Task statement: Restate the records that follow word for word; no pictures should appear.
* START *
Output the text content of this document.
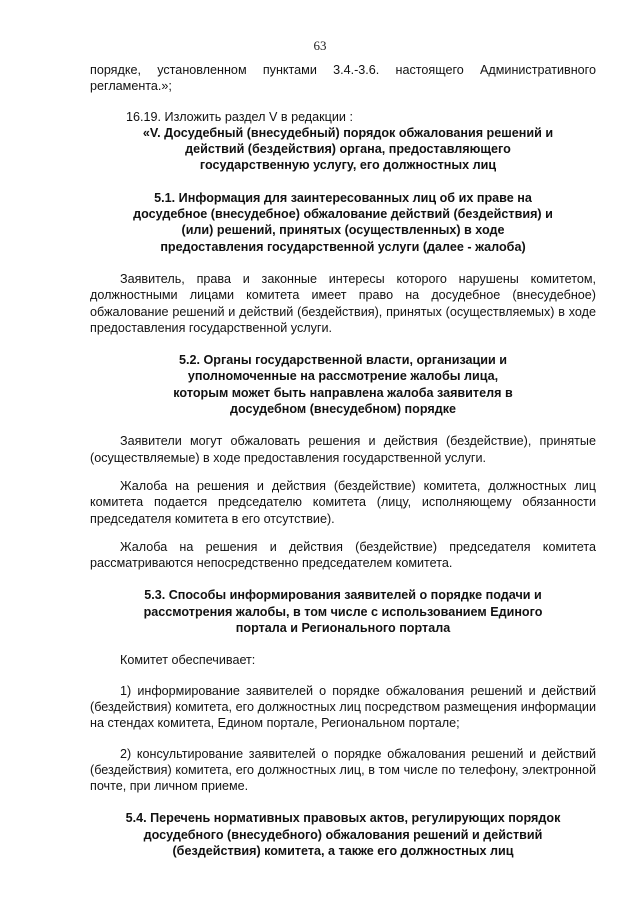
63

порядке, установленном пунктами 3.4.-3.6. настоящего Административного регламента.»;

16.19. Изложить раздел V в редакции :

«V. Досудебный (внесудебный) порядок обжалования решений и действий (бездействия) органа, предоставляющего государственную услугу, его должностных лиц

5.1. Информация для заинтересованных лиц об их праве на досудебное (внесудебное) обжалование действий (бездействия) и (или) решений, принятых (осуществленных) в ходе предоставления государственной услуги (далее - жалоба)

Заявитель, права и законные интересы которого нарушены комитетом, должностными лицами комитета имеет право на досудебное (внесудебное) обжалование решений и действий (бездействия), принятых (осуществляемых) в ходе предоставления государственной услуги.

5.2. Органы государственной власти, организации и уполномоченные на рассмотрение жалобы лица, которым может быть направлена жалоба заявителя в досудебном (внесудебном) порядке

Заявители могут обжаловать решения и действия (бездействие), принятые (осуществляемые) в ходе предоставления государственной услуги.

Жалоба на решения и действия (бездействие) комитета, должностных лиц комитета подается председателю комитета (лицу, исполняющему обязанности председателя комитета в его отсутствие).

Жалоба на решения и действия (бездействие) председателя комитета рассматриваются непосредственно председателем комитета.

5.3. Способы информирования заявителей о порядке подачи и рассмотрения жалобы, в том числе с использованием Единого портала и Регионального портала

Комитет обеспечивает:

1) информирование заявителей о порядке обжалования решений и действий (бездействия) комитета, его должностных лиц посредством размещения информации на стендах комитета, Едином портале, Региональном портале;

2) консультирование заявителей о порядке обжалования решений и действий (бездействия) комитета, его должностных лиц, в том числе по телефону, электронной почте, при личном приеме.

5.4. Перечень нормативных правовых актов, регулирующих порядок досудебного (внесудебного) обжалования решений и действий (бездействия) комитета, а также его должностных лиц
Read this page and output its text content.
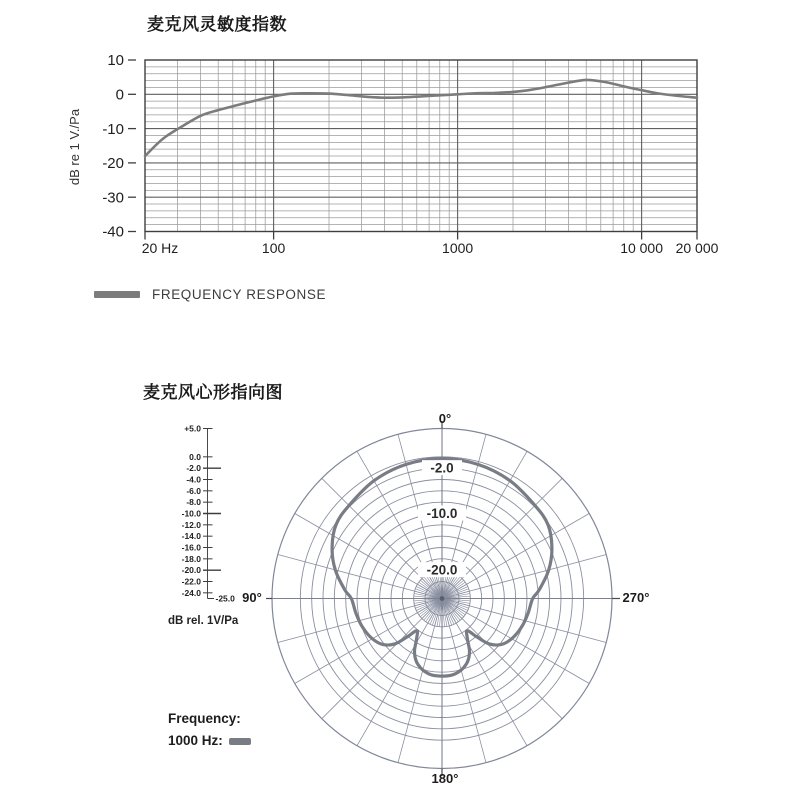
麦克风灵敏度指数
10
0
-10
-20
-30
-40
20 Hz	100	1000	10 000 20 000
dB re 1 V./Pa
FREQUENCY RESPONSE
麦克风心形指向图
-2.0
-10.0
-20.0
0°
90°
180°
270°
+5.0
0.0
-2.0
-4.0
-6.0
-8.0
-10.0
-12.0
-14.0
-16.0
-18.0
-20.0
-22.0
-24.0
-25.0
dB rel. 1V/Pa
Frequency:
1000 Hz:
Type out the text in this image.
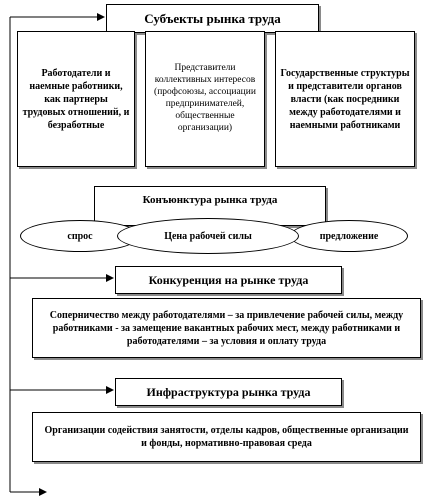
Субъекты рынка труда
Работодатели и наемные работники, как партнеры трудовых отношений, и безработные
Представители коллективных интересов (профсоюзы, ассоциации предпринимателей, общественные организации)
Государственные структуры и представители органов власти (как посредники между работодателями и наемными работниками
Конъюнктура рынка труда
спрос	предложение
Цена рабочей силы
Конкуренция на рынке труда
Соперничество между работодателями – за привлечение рабочей силы, между работниками - за замещение вакантных рабочих мест, между работниками и работодателями – за условия и оплату труда
Инфраструктура рынка труда
Организации содействия занятости, отделы кадров, общественные организации и фонды, нормативно-правовая среда
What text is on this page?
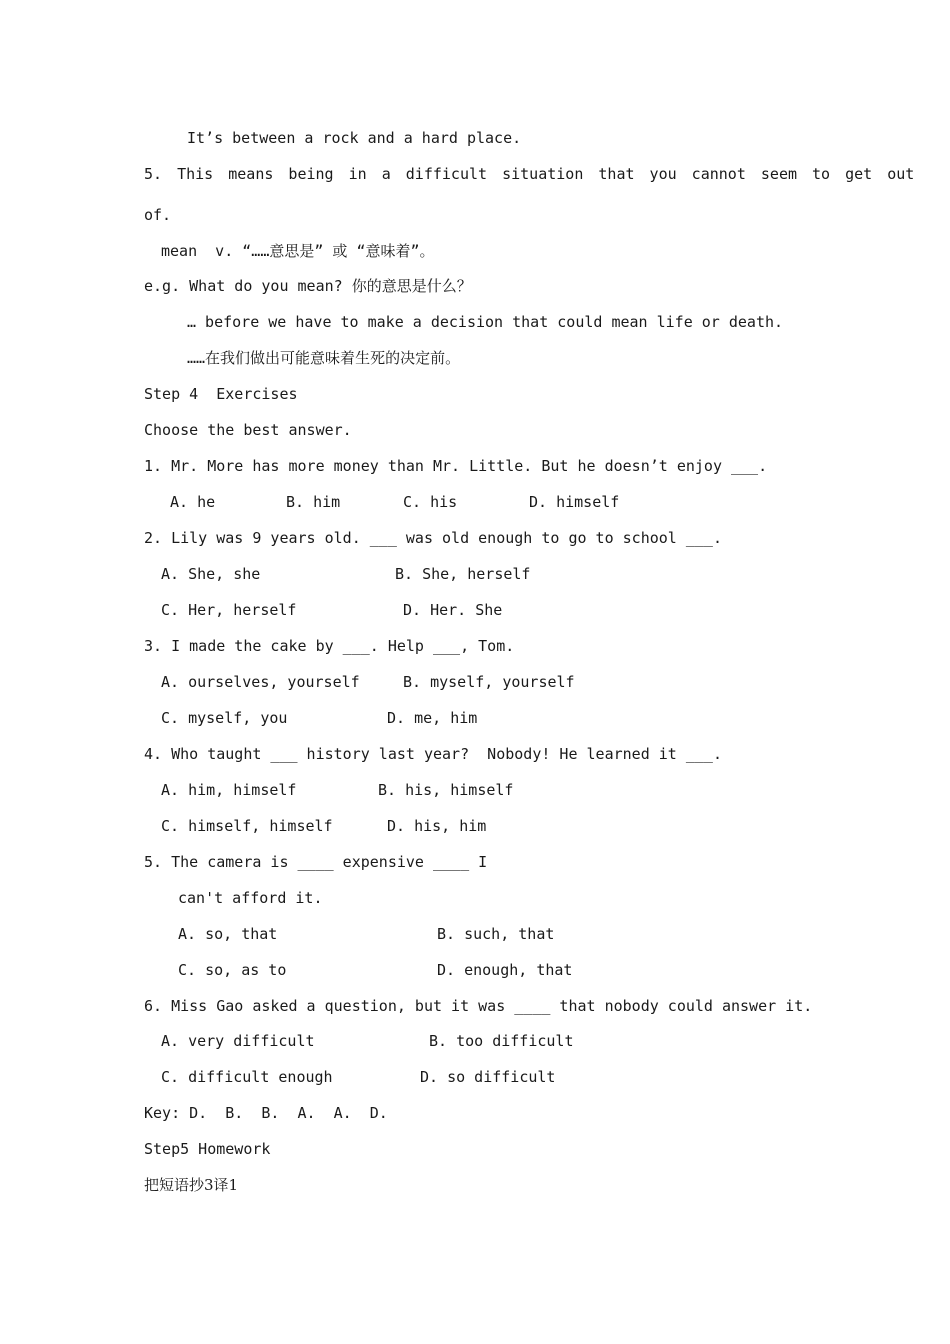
It’s between a rock and a hard place.
5. This means being in a difficult situation that you cannot seem to get out
of.
mean  v. “……意思是” 或 “意味着”。
e.g. What do you mean? 你的意思是什么？
… before we have to make a decision that could mean life or death.
……在我们做出可能意味着生死的决定前。
Step 4  Exercises
Choose the best answer.
1. Mr. More has more money than Mr. Little. But he doesn’t enjoy ___.
A. he	B. him	C. his	D. himself
2. Lily was 9 years old. ___ was old enough to go to school ___.
A. She, she	B. She, herself
C. Her, herself	D. Her. She
3. I made the cake by ___. Help ___, Tom.
A. ourselves, yourself	B. myself, yourself
C. myself, you	D. me, him
4. Who taught ___ history last year?  Nobody! He learned it ___.
A. him, himself	B. his, himself
C. himself, himself	D. his, him
5. The camera is ____ expensive ____ I
can't afford it.
A. so, that	B. such, that
C. so, as to	D. enough, that
6. Miss Gao asked a question, but it was ____ that nobody could answer it.
A. very difficult	B. too difficult
C. difficult enough	D. so difficult
Key: D.  B.  B.  A.  A.  D.
Step5 Homework
把短语抄3译1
* END *
Answer to the exercise:
Output the text content of this document.
63

порядке, установленном пунктами 3.4.-3.6. настоящего Административного регламента.»;

16.19. Изложить раздел V в редакции :

«V. Досудебный (внесудебный) порядок обжалования решений и действий (бездействия) органа, предоставляющего государственную услугу, его должностных лиц

5.1. Информация для заинтересованных лиц об их праве на досудебное (внесудебное) обжалование действий (бездействия) и (или) решений, принятых (осуществленных) в ходе предоставления государственной услуги (далее - жалоба)

Заявитель, права и законные интересы которого нарушены комитетом, должностными лицами комитета имеет право на досудебное (внесудебное) обжалование решений и действий (бездействия), принятых (осуществляемых) в ходе предоставления государственной услуги.

5.2. Органы государственной власти, организации и уполномоченные на рассмотрение жалобы лица, которым может быть направлена жалоба заявителя в досудебном (внесудебном) порядке

Заявители могут обжаловать решения и действия (бездействие), принятые (осуществляемые) в ходе предоставления государственной услуги.

Жалоба на решения и действия (бездействие) комитета, должностных лиц комитета подается председателю комитета (лицу, исполняющему обязанности председателя комитета в его отсутствие).

Жалоба на решения и действия (бездействие) председателя комитета рассматриваются непосредственно председателем комитета.

5.3. Способы информирования заявителей о порядке подачи и рассмотрения жалобы, в том числе с использованием Единого портала и Регионального портала

Комитет обеспечивает:

1) информирование заявителей о порядке обжалования решений и действий (бездействия) комитета, его должностных лиц посредством размещения информации на стендах комитета, Едином портале, Региональном портале;

2) консультирование заявителей о порядке обжалования решений и действий (бездействия) комитета, его должностных лиц, в том числе по телефону, электронной почте, при личном приеме.

5.4. Перечень нормативных правовых актов, регулирующих порядок досудебного (внесудебного) обжалования решений и действий (бездействия) комитета, а также его должностных лиц
Read this page and output its text content.
麦克风灵敏度指数
10
0
-10
-20
-30
-40
20 Hz	100	1000	10 000 20 000
dB re 1 V./Pa
FREQUENCY RESPONSE
麦克风心形指向图
-2.0
-10.0
-20.0
0°
90°
180°
270°
+5.0
0.0
-2.0
-4.0
-6.0
-8.0
-10.0
-12.0
-14.0
-16.0
-18.0
-20.0
-22.0
-24.0
-25.0
dB rel. 1V/Pa
Frequency:
1000 Hz:
Type out the text in this image.
Субъекты рынка труда
Работодатели и наемные работники, как партнеры трудовых отношений, и безработные
Представители коллективных интересов (профсоюзы, ассоциации предпринимателей, общественные организации)
Государственные структуры и представители органов власти (как посредники между работодателями и наемными работниками
Конъюнктура рынка труда
спрос	предложение
Цена рабочей силы
Конкуренция на рынке труда
Соперничество между работодателями – за привлечение рабочей силы, между работниками - за замещение вакантных рабочих мест, между работниками и работодателями – за условия и оплату труда
Инфраструктура рынка труда
Организации содействия занятости, отделы кадров, общественные организации и фонды, нормативно-правовая среда
What text is on this page?
It’s between a rock and a hard place.
5. This means being in a difficult situation that you cannot seem to get out
of.
mean  v. “……意思是” 或 “意味着”。
e.g. What do you mean? 你的意思是什么？
… before we have to make a decision that could mean life or death.
……在我们做出可能意味着生死的决定前。
Step 4  Exercises
Choose the best answer.
1. Mr. More has more money than Mr. Little. But he doesn’t enjoy ___.
A. he	B. him	C. his	D. himself
2. Lily was 9 years old. ___ was old enough to go to school ___.
A. She, she	B. She, herself
C. Her, herself	D. Her. She
3. I made the cake by ___. Help ___, Tom.
A. ourselves, yourself	B. myself, yourself
C. myself, you	D. me, him
4. Who taught ___ history last year?  Nobody! He learned it ___.
A. him, himself	B. his, himself
C. himself, himself	D. his, him
5. The camera is ____ expensive ____ I
can't afford it.
A. so, that	B. such, that
C. so, as to	D. enough, that
6. Miss Gao asked a question, but it was ____ that nobody could answer it.
A. very difficult	B. too difficult
C. difficult enough	D. so difficult
Key: D.  B.  B.  A.  A.  D.
Step5 Homework
把短语抄3译1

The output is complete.